[TASK DIRECTIONS] Find the number of lines in these records where the word "προς" appears. Reply with that number and nothing more.

Records
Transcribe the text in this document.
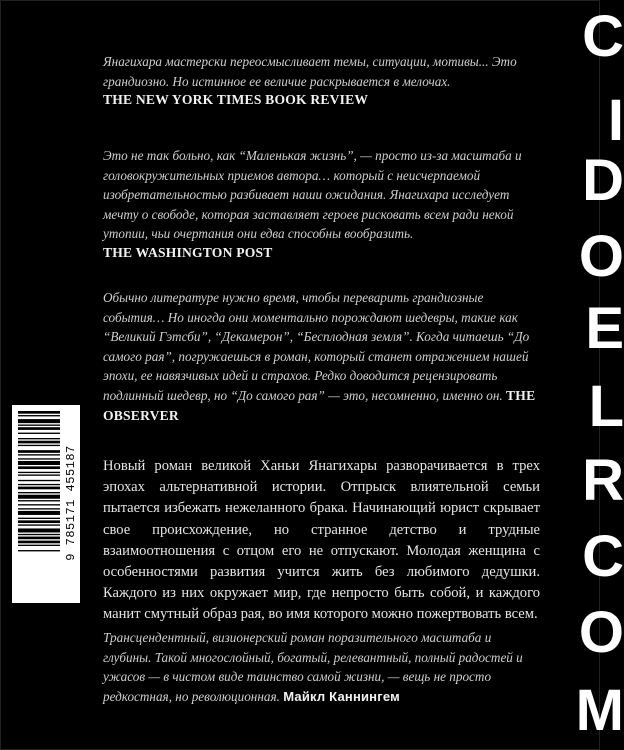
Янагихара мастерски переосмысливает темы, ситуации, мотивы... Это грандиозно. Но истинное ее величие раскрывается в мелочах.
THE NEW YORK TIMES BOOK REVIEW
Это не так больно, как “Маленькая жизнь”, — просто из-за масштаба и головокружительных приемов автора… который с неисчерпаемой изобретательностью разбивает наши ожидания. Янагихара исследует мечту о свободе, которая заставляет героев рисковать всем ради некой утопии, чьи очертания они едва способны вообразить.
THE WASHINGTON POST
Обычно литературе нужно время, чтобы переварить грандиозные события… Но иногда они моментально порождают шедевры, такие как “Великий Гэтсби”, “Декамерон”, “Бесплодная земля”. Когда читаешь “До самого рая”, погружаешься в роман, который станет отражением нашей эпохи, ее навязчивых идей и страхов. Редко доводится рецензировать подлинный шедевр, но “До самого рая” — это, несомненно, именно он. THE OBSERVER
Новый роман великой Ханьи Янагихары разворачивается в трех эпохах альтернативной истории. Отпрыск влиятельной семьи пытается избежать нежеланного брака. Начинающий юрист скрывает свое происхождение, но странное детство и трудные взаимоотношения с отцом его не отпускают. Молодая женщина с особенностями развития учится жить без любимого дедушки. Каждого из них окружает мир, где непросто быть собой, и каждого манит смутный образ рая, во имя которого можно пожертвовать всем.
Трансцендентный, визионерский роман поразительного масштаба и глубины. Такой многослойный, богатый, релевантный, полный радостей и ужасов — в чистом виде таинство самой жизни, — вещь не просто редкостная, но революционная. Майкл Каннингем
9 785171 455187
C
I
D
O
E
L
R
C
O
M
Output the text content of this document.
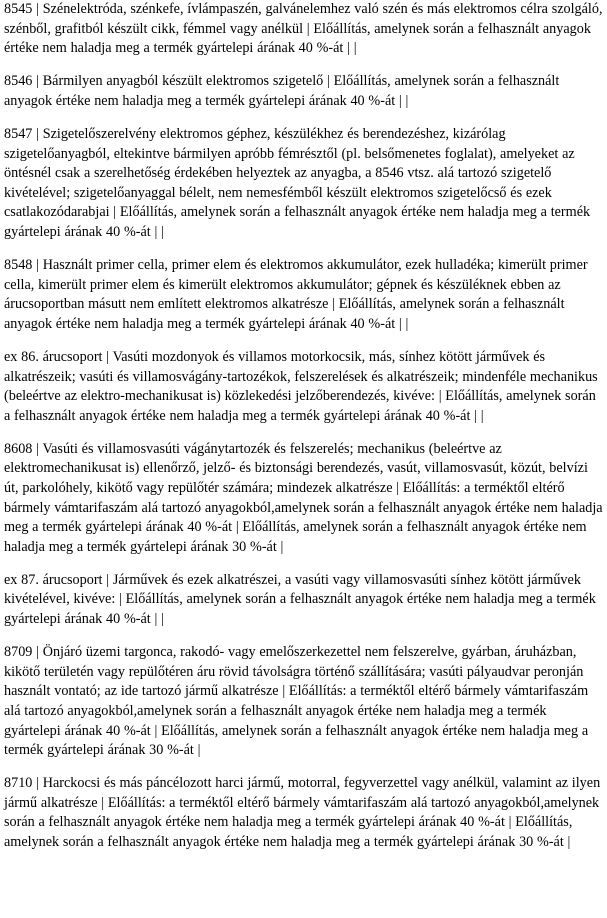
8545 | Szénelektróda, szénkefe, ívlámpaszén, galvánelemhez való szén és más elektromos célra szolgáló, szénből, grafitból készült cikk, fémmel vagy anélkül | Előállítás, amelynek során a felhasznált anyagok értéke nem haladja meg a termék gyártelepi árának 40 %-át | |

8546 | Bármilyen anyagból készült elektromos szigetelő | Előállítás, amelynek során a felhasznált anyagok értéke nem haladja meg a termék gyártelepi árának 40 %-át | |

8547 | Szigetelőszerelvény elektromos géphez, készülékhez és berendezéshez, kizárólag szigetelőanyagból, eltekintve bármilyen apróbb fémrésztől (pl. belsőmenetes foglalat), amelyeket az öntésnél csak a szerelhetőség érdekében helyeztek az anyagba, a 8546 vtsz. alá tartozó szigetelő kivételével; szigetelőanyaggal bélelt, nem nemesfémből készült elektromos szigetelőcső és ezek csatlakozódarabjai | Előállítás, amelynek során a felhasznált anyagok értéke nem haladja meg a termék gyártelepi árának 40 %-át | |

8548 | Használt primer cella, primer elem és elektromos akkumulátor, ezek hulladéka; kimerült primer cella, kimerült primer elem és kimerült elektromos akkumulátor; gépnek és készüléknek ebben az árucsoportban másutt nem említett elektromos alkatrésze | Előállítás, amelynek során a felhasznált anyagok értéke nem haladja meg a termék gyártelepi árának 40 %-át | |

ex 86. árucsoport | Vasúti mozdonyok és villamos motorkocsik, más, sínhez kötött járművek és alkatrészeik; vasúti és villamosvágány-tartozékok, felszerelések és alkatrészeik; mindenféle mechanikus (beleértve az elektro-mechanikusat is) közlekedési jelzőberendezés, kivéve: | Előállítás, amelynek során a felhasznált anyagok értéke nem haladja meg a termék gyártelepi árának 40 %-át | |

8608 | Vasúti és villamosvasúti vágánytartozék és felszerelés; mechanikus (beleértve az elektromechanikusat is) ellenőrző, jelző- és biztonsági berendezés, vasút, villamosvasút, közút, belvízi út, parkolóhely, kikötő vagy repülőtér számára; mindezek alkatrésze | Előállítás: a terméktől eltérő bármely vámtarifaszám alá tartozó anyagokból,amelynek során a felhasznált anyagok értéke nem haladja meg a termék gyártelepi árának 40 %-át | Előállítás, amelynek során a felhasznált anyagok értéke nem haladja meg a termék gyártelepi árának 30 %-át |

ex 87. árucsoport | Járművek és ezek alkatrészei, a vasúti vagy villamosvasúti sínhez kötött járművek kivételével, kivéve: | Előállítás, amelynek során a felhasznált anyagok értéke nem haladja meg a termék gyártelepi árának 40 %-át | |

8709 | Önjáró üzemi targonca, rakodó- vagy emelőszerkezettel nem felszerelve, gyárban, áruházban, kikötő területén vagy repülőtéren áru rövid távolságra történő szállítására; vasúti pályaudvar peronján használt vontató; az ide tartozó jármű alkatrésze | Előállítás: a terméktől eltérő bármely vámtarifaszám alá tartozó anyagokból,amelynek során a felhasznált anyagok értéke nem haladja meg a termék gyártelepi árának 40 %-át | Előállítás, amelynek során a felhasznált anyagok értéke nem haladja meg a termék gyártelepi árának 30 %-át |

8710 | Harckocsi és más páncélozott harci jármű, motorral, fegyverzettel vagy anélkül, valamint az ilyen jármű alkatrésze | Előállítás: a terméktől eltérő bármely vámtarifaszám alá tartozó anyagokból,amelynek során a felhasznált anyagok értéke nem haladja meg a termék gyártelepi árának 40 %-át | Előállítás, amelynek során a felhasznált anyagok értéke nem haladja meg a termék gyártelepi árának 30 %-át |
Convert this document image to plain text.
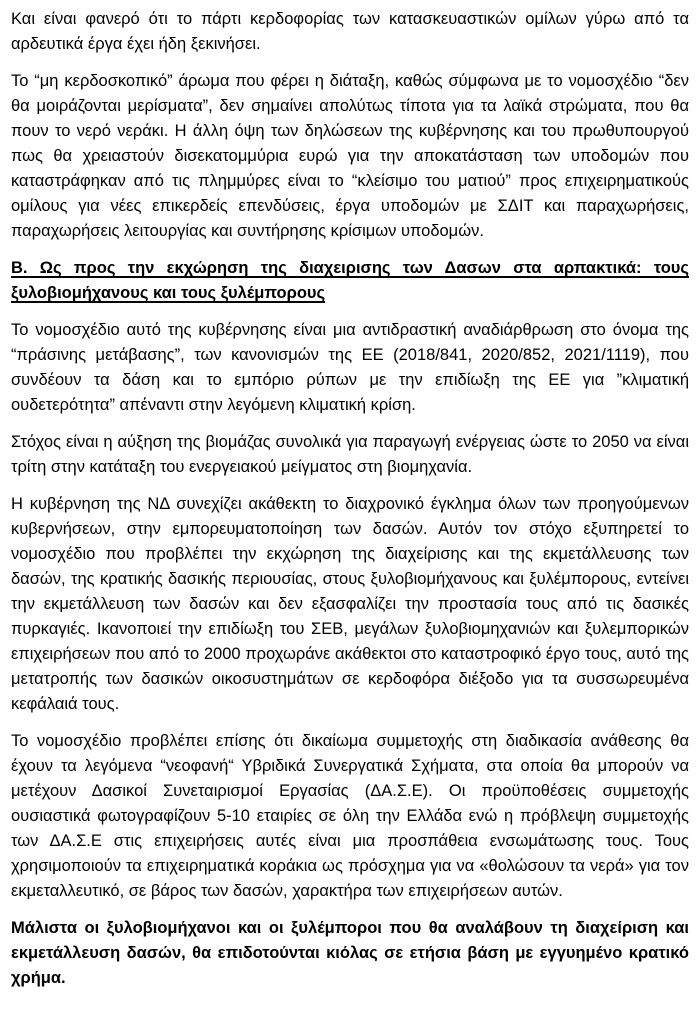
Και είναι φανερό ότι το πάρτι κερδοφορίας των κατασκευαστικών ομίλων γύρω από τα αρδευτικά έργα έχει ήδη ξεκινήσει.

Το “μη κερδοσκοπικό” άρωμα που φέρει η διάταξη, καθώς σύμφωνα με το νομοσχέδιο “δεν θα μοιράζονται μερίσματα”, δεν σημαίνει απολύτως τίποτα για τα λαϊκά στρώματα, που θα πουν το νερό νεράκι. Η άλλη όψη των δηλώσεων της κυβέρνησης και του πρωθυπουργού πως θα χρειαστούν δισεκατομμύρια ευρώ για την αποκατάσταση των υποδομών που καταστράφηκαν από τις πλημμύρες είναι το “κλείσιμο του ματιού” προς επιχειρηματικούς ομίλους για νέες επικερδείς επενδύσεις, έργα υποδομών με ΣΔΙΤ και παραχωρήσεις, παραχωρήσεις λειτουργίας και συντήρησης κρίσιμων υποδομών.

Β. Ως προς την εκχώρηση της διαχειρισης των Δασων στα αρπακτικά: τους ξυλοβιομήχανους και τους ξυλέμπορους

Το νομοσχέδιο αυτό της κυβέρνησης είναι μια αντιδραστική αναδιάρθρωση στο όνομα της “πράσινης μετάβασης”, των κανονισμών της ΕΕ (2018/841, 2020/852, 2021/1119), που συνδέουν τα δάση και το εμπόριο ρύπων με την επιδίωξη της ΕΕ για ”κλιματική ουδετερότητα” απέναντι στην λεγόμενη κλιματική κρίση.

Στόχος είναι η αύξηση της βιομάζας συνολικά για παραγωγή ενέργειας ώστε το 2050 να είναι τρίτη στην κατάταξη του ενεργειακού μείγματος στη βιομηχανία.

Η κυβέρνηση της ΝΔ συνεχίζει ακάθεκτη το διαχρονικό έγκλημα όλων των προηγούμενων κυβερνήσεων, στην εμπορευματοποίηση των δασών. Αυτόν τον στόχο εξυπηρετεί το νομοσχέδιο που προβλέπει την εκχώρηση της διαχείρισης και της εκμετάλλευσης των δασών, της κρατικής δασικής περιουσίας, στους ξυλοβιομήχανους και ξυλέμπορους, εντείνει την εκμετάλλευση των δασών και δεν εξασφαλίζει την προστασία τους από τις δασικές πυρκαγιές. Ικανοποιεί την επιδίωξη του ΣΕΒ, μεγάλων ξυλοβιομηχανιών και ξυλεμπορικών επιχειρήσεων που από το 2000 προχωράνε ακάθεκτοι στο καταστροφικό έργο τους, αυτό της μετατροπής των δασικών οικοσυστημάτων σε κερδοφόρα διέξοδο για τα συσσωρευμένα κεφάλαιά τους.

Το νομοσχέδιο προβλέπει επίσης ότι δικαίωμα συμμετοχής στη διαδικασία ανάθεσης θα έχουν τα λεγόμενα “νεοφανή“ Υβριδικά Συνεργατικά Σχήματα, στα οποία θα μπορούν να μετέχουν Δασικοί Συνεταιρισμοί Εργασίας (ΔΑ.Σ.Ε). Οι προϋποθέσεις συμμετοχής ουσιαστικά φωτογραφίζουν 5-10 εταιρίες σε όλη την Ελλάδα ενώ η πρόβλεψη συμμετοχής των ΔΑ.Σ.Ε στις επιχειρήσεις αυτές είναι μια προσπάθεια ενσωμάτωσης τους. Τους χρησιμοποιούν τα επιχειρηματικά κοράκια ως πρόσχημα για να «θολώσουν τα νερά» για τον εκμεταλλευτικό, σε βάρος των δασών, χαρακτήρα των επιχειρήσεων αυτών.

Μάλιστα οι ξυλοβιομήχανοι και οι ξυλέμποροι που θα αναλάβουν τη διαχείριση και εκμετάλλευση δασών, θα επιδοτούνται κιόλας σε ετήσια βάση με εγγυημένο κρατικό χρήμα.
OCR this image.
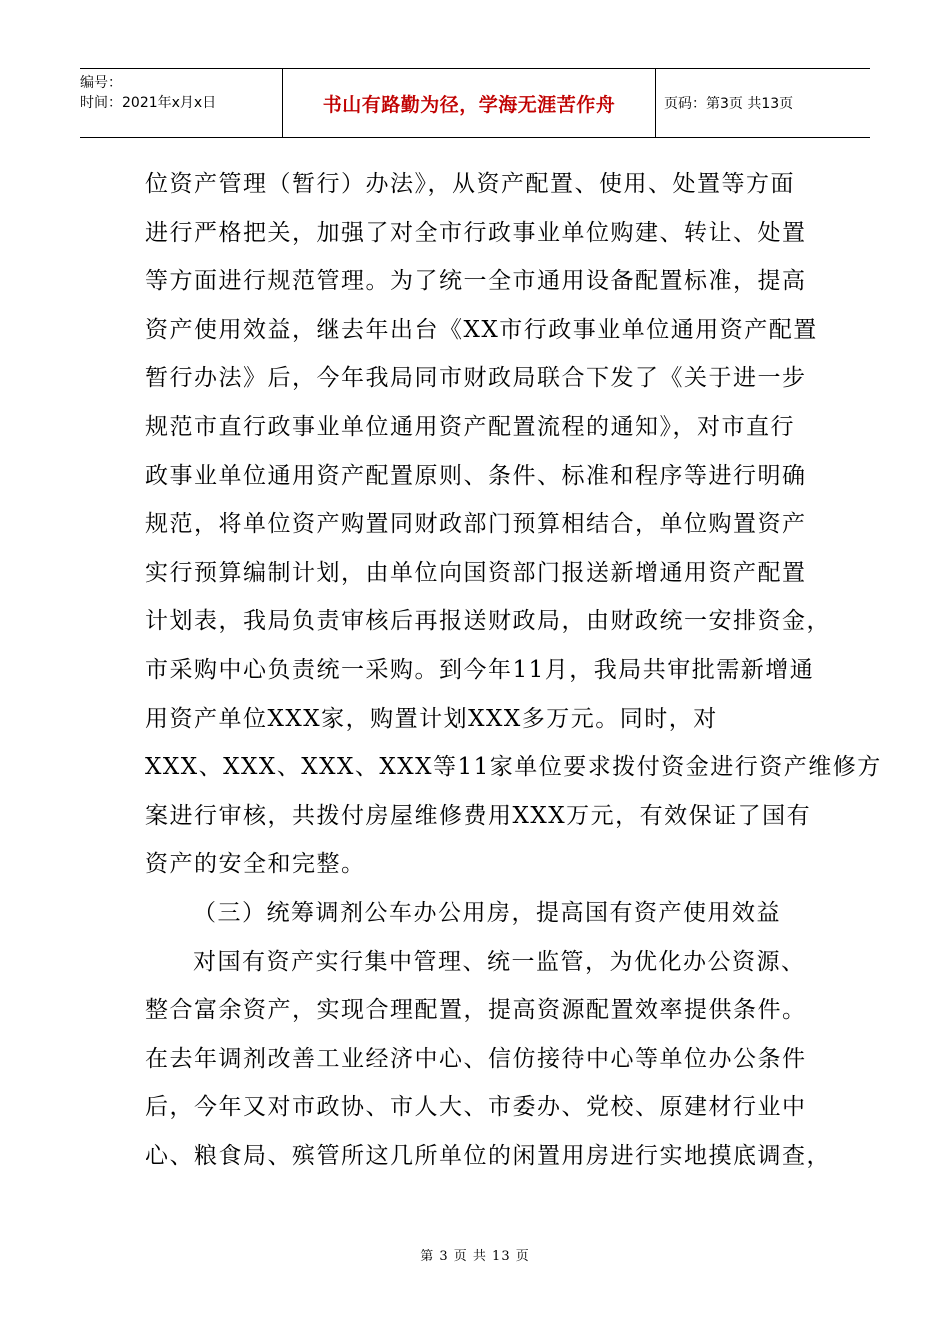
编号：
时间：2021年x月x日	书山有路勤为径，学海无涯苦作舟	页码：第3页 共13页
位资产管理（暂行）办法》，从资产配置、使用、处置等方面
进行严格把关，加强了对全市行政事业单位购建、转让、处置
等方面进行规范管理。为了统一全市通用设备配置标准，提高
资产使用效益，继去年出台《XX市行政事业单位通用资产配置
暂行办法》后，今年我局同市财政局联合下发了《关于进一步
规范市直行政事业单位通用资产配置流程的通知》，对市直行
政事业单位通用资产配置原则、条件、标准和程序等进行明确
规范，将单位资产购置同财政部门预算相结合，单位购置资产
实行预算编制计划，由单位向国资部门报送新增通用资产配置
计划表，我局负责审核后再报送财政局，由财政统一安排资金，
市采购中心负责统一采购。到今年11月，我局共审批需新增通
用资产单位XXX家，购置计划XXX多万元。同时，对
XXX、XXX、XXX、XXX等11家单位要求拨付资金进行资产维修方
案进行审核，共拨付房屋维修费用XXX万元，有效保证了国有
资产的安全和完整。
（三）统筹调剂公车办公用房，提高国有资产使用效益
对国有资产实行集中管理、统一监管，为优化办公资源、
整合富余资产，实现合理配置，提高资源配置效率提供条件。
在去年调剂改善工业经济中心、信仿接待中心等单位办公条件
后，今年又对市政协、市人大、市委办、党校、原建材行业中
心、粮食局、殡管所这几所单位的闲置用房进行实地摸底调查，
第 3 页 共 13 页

[SOLUTION BELOW] 2